Repeat the data below exactly, dropping any pictures it holds.

## Start DATA SECTION

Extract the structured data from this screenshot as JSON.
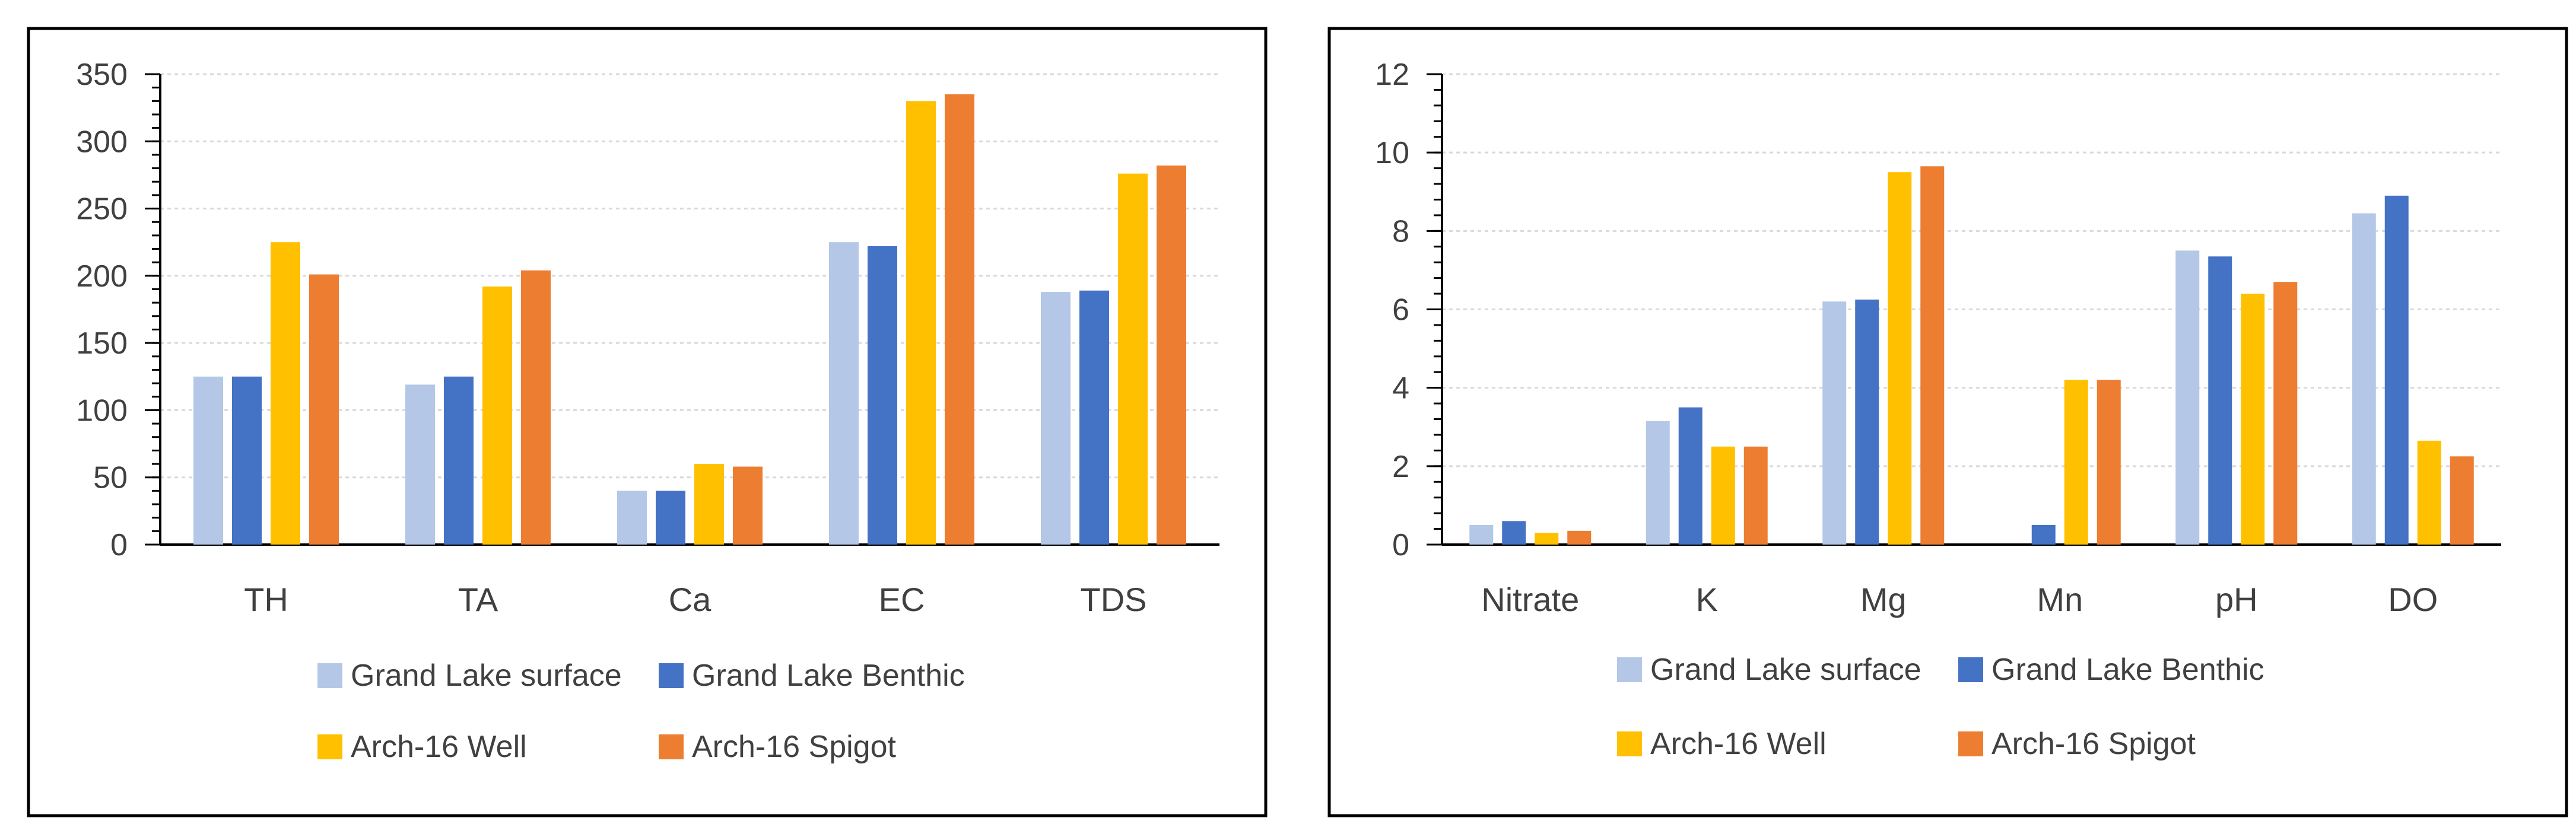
{
  "colors": {
    "grand_lake_surface": "#B4C7E7",
    "grand_lake_benthic": "#4472C4",
    "arch16_well": "#FFC000",
    "arch16_spigot": "#ED7D31",
    "frame": "#000000",
    "gridline": "#D9D9D9",
    "axis_text": "#404040"
  },
  "chart_data": [
    {
      "type": "bar",
      "title": "",
      "xlabel": "",
      "ylabel": "",
      "ylim": [
        0,
        350
      ],
      "yticks": [
        "0",
        "50",
        "100",
        "150",
        "200",
        "250",
        "300",
        "350"
      ],
      "grid": true,
      "legend_position": "bottom",
      "categories": [
        "TH",
        "TA",
        "Ca",
        "EC",
        "TDS"
      ],
      "series": [
        {
          "name": "Grand Lake surface",
          "color_key": "grand_lake_surface",
          "values": [
            125,
            119,
            40,
            225,
            188
          ]
        },
        {
          "name": "Grand Lake Benthic",
          "color_key": "grand_lake_benthic",
          "values": [
            125,
            125,
            40,
            222,
            189
          ]
        },
        {
          "name": "Arch-16 Well",
          "color_key": "arch16_well",
          "values": [
            225,
            192,
            60,
            330,
            276
          ]
        },
        {
          "name": "Arch-16 Spigot",
          "color_key": "arch16_spigot",
          "values": [
            201,
            204,
            58,
            335,
            282
          ]
        }
      ]
    },
    {
      "type": "bar",
      "title": "",
      "xlabel": "",
      "ylabel": "",
      "ylim": [
        0,
        12
      ],
      "yticks": [
        "0",
        "2",
        "4",
        "6",
        "8",
        "10",
        "12"
      ],
      "grid": true,
      "legend_position": "bottom",
      "categories": [
        "Nitrate",
        "K",
        "Mg",
        "Mn",
        "pH",
        "DO"
      ],
      "series": [
        {
          "name": "Grand Lake surface",
          "color_key": "grand_lake_surface",
          "values": [
            0.5,
            3.15,
            6.2,
            0,
            7.5,
            8.45
          ]
        },
        {
          "name": "Grand Lake Benthic",
          "color_key": "grand_lake_benthic",
          "values": [
            0.6,
            3.5,
            6.25,
            0.5,
            7.35,
            8.9
          ]
        },
        {
          "name": "Arch-16 Well",
          "color_key": "arch16_well",
          "values": [
            0.3,
            2.5,
            9.5,
            4.2,
            6.4,
            2.65
          ]
        },
        {
          "name": "Arch-16 Spigot",
          "color_key": "arch16_spigot",
          "values": [
            0.35,
            2.5,
            9.65,
            4.2,
            6.7,
            2.25
          ]
        }
      ]
    }
  ]
}
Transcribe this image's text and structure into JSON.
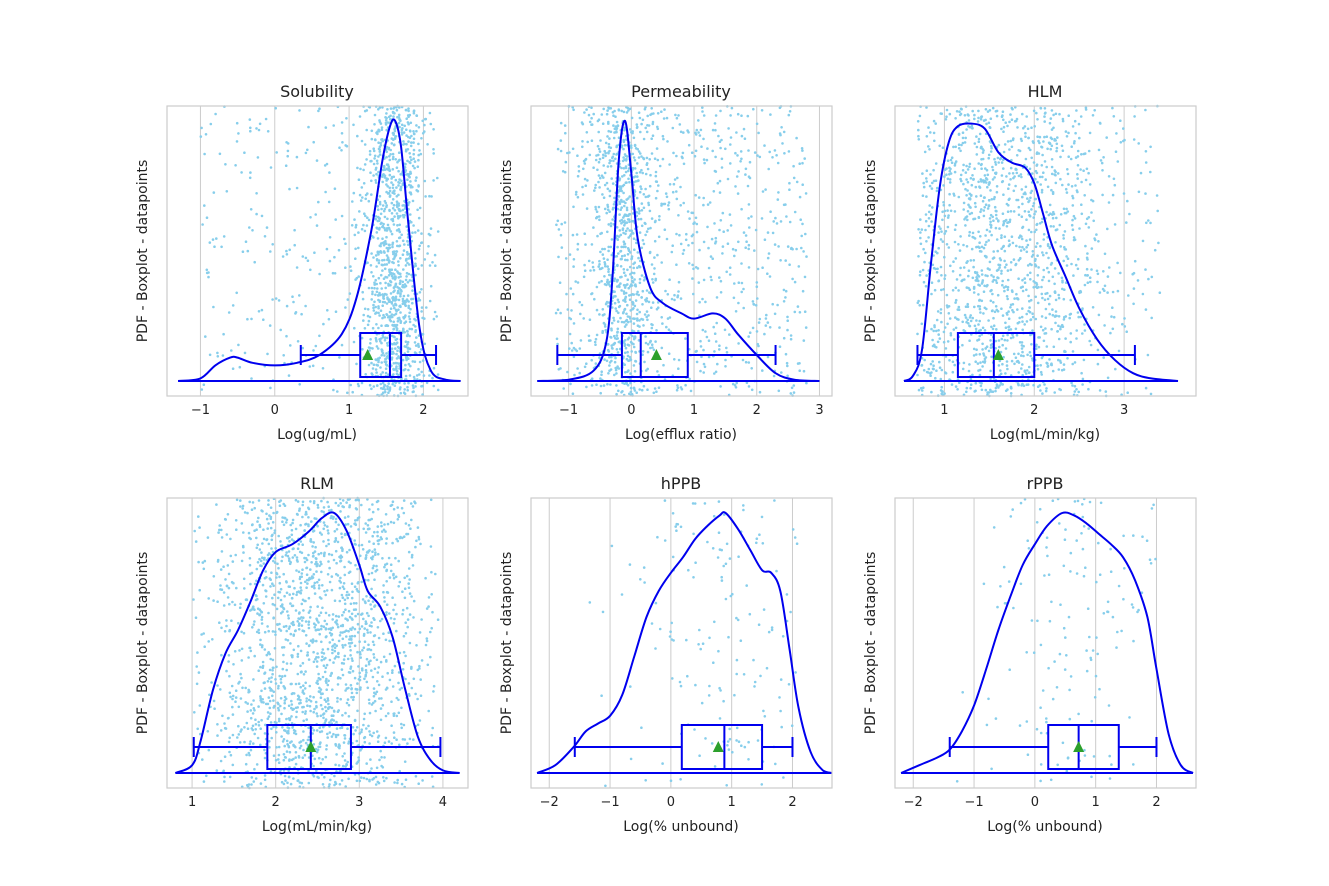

## End DATA SECTION

WRITTEN RESPONSE:
Extract the structured data from this screenshot as JSON.
{
  "colors": {
    "grand_lake_surface": "#B4C7E7",
    "grand_lake_benthic": "#4472C4",
    "arch16_well": "#FFC000",
    "arch16_spigot": "#ED7D31",
    "frame": "#000000",
    "gridline": "#D9D9D9",
    "axis_text": "#404040"
  },
  "chart_data": [
    {
      "type": "bar",
      "title": "",
      "xlabel": "",
      "ylabel": "",
      "ylim": [
        0,
        350
      ],
      "yticks": [
        "0",
        "50",
        "100",
        "150",
        "200",
        "250",
        "300",
        "350"
      ],
      "grid": true,
      "legend_position": "bottom",
      "categories": [
        "TH",
        "TA",
        "Ca",
        "EC",
        "TDS"
      ],
      "series": [
        {
          "name": "Grand Lake surface",
          "color_key": "grand_lake_surface",
          "values": [
            125,
            119,
            40,
            225,
            188
          ]
        },
        {
          "name": "Grand Lake Benthic",
          "color_key": "grand_lake_benthic",
          "values": [
            125,
            125,
            40,
            222,
            189
          ]
        },
        {
          "name": "Arch-16 Well",
          "color_key": "arch16_well",
          "values": [
            225,
            192,
            60,
            330,
            276
          ]
        },
        {
          "name": "Arch-16 Spigot",
          "color_key": "arch16_spigot",
          "values": [
            201,
            204,
            58,
            335,
            282
          ]
        }
      ]
    },
    {
      "type": "bar",
      "title": "",
      "xlabel": "",
      "ylabel": "",
      "ylim": [
        0,
        12
      ],
      "yticks": [
        "0",
        "2",
        "4",
        "6",
        "8",
        "10",
        "12"
      ],
      "grid": true,
      "legend_position": "bottom",
      "categories": [
        "Nitrate",
        "K",
        "Mg",
        "Mn",
        "pH",
        "DO"
      ],
      "series": [
        {
          "name": "Grand Lake surface",
          "color_key": "grand_lake_surface",
          "values": [
            0.5,
            3.15,
            6.2,
            0,
            7.5,
            8.45
          ]
        },
        {
          "name": "Grand Lake Benthic",
          "color_key": "grand_lake_benthic",
          "values": [
            0.6,
            3.5,
            6.25,
            0.5,
            7.35,
            8.9
          ]
        },
        {
          "name": "Arch-16 Well",
          "color_key": "arch16_well",
          "values": [
            0.3,
            2.5,
            9.5,
            4.2,
            6.4,
            2.65
          ]
        },
        {
          "name": "Arch-16 Spigot",
          "color_key": "arch16_spigot",
          "values": [
            0.35,
            2.5,
            9.65,
            4.2,
            6.7,
            2.25
          ]
        }
      ]
    }
  ]
}
Transcribe this image's text and structure into JSON.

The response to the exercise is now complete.